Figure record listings
★ ★ ★

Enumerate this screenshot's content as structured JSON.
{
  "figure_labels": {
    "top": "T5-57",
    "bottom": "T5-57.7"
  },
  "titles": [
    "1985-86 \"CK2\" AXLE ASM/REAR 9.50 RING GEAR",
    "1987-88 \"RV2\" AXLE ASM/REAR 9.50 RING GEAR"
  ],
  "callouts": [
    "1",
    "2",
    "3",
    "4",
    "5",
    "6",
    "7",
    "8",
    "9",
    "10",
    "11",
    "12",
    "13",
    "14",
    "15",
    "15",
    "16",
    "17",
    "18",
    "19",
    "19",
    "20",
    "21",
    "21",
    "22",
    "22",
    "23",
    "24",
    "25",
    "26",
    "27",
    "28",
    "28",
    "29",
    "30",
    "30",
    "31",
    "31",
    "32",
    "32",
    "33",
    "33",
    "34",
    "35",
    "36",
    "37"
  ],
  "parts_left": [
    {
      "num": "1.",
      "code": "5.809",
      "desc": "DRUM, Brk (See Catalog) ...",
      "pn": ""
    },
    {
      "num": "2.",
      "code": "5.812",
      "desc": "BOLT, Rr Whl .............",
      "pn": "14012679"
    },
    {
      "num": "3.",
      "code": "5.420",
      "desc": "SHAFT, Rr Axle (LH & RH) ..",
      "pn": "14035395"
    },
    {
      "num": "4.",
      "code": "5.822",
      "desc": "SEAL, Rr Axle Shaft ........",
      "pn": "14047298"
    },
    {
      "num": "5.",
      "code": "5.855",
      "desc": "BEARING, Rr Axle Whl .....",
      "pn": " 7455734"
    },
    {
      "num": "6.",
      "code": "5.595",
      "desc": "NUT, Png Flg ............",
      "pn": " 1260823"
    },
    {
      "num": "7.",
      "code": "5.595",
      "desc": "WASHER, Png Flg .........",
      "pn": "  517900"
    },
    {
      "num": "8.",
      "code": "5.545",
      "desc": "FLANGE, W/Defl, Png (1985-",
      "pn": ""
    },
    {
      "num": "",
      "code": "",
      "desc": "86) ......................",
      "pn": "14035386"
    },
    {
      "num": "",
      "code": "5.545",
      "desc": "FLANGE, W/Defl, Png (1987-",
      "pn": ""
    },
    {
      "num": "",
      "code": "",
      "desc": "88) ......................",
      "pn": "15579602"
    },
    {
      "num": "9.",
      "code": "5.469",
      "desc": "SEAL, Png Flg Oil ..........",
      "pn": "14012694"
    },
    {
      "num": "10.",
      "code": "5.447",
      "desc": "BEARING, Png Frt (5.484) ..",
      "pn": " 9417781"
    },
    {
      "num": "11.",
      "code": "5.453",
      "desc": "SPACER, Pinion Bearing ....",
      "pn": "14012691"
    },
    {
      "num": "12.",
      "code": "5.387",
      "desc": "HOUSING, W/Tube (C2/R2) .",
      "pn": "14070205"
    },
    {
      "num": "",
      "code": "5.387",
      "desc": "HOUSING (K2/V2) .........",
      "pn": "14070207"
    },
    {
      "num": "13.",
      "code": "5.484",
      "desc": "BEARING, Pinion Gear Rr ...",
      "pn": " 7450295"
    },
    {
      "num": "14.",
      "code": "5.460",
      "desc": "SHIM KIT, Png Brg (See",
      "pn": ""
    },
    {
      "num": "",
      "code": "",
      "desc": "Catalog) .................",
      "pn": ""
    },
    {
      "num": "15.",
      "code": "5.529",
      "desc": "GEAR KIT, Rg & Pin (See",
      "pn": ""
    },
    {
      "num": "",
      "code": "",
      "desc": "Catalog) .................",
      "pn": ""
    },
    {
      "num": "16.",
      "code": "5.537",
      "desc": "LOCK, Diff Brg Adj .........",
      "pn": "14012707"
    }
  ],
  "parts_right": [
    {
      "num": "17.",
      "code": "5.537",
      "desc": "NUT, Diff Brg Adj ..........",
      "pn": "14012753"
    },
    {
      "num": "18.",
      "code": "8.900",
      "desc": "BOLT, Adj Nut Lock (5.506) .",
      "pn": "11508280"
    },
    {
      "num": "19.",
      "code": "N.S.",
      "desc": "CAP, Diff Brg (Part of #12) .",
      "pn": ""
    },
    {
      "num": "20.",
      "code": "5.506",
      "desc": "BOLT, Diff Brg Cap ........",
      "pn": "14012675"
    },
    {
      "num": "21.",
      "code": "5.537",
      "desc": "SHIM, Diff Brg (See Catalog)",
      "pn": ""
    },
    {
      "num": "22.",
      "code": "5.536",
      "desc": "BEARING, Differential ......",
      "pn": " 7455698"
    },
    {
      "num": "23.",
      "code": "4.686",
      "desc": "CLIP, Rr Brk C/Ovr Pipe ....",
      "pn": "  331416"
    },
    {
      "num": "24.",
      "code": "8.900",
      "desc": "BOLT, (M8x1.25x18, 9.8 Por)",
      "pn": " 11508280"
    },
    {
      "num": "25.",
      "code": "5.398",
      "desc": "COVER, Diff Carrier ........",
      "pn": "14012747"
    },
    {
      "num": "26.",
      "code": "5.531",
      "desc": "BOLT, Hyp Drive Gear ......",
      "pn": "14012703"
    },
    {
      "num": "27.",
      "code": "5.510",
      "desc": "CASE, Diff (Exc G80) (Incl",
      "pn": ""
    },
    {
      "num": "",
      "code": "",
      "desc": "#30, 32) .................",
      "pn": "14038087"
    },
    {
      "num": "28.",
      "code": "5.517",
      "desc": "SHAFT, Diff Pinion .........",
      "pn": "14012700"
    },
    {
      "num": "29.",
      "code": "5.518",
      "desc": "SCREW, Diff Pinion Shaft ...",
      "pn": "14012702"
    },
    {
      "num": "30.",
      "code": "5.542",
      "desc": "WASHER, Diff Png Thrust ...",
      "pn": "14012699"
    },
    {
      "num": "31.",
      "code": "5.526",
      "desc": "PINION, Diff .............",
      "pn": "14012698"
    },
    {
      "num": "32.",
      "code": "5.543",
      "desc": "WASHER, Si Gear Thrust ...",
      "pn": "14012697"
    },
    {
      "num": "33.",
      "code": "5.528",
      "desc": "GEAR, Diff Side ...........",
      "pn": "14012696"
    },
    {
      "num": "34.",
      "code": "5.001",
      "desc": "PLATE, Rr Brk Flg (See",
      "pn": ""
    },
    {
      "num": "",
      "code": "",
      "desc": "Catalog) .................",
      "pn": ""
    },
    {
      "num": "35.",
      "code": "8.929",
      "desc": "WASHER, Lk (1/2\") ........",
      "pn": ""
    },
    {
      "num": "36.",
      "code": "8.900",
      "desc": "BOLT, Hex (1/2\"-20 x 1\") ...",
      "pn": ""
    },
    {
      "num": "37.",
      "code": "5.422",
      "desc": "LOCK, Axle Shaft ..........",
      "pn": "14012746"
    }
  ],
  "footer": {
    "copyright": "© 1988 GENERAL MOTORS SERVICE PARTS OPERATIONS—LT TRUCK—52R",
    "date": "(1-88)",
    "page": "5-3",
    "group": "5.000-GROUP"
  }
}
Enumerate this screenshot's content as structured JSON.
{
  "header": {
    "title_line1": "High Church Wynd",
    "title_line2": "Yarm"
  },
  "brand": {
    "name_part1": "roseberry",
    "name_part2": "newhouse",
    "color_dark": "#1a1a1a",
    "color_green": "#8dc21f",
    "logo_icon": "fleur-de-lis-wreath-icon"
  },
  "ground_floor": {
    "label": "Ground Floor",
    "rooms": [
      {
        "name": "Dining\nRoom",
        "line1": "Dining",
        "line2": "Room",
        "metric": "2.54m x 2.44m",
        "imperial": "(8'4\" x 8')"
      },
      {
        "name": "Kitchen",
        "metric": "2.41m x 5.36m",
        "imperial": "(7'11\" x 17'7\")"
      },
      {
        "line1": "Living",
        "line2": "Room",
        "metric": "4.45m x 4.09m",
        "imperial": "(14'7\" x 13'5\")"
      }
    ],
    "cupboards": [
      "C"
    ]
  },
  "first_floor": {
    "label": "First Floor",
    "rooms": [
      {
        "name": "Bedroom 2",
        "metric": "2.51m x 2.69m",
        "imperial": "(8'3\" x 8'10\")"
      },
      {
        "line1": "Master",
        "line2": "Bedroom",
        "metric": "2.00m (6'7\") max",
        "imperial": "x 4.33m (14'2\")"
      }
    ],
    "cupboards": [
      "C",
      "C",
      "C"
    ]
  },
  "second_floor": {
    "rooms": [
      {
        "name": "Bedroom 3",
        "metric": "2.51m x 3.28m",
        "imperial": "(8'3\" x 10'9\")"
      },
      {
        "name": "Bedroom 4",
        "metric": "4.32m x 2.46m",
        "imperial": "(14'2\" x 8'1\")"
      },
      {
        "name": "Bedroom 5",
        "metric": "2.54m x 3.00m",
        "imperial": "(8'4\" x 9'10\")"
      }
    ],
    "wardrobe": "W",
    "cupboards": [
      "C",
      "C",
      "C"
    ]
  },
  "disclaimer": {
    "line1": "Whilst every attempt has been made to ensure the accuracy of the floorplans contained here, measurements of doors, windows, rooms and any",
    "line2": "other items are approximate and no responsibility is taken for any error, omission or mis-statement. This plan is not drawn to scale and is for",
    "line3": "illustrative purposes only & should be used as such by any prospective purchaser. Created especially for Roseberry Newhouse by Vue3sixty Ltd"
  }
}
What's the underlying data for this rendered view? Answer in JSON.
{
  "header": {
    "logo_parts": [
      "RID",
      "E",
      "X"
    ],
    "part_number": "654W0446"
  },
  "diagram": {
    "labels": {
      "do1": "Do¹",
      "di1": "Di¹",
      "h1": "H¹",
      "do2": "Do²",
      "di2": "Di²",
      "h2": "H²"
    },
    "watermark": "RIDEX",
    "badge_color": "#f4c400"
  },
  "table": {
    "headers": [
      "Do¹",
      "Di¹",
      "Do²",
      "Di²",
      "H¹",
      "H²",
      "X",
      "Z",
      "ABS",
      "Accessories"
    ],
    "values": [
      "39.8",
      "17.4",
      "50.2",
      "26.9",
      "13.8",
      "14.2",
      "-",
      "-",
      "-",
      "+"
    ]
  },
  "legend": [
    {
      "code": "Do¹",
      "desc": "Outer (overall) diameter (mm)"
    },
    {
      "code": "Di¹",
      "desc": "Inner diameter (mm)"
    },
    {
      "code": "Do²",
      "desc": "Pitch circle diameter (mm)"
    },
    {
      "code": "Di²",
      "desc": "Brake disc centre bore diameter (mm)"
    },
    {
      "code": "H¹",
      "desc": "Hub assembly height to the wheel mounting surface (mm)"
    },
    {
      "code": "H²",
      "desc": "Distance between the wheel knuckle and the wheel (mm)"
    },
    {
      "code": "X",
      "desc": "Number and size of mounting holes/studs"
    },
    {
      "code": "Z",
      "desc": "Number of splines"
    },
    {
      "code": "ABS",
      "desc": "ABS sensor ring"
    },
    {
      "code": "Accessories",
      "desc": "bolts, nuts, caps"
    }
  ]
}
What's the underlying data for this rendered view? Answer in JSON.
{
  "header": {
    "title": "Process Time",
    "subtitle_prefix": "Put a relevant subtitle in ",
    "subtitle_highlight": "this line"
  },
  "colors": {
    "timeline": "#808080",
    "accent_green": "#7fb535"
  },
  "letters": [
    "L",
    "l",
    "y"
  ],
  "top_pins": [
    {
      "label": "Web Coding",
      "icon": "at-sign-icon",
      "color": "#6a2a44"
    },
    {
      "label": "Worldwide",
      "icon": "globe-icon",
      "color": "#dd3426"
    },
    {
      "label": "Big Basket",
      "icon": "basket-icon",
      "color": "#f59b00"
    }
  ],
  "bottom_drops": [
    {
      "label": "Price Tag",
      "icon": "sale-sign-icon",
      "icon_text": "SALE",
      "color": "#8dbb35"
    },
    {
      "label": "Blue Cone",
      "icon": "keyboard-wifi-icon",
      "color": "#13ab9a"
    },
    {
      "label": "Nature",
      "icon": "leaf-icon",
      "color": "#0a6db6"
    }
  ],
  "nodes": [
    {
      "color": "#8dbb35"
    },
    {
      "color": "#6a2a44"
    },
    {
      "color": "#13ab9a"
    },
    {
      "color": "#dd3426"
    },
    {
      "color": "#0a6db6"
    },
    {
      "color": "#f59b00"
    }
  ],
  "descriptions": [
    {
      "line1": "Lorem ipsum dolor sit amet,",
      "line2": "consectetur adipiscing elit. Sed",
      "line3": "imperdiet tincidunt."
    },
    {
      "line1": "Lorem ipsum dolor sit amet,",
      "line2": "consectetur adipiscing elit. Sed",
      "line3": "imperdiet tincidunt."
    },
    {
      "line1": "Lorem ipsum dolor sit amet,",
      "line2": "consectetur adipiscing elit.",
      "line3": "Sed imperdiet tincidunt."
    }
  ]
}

★ ★ ★

▸ Task objective
Gather all lines of the records that include the word "Defl".

▸ Exercise answer
      "desc": "FLANGE, W/Defl, Png (1985-",
      "desc": "FLANGE, W/Defl, Png (1987-",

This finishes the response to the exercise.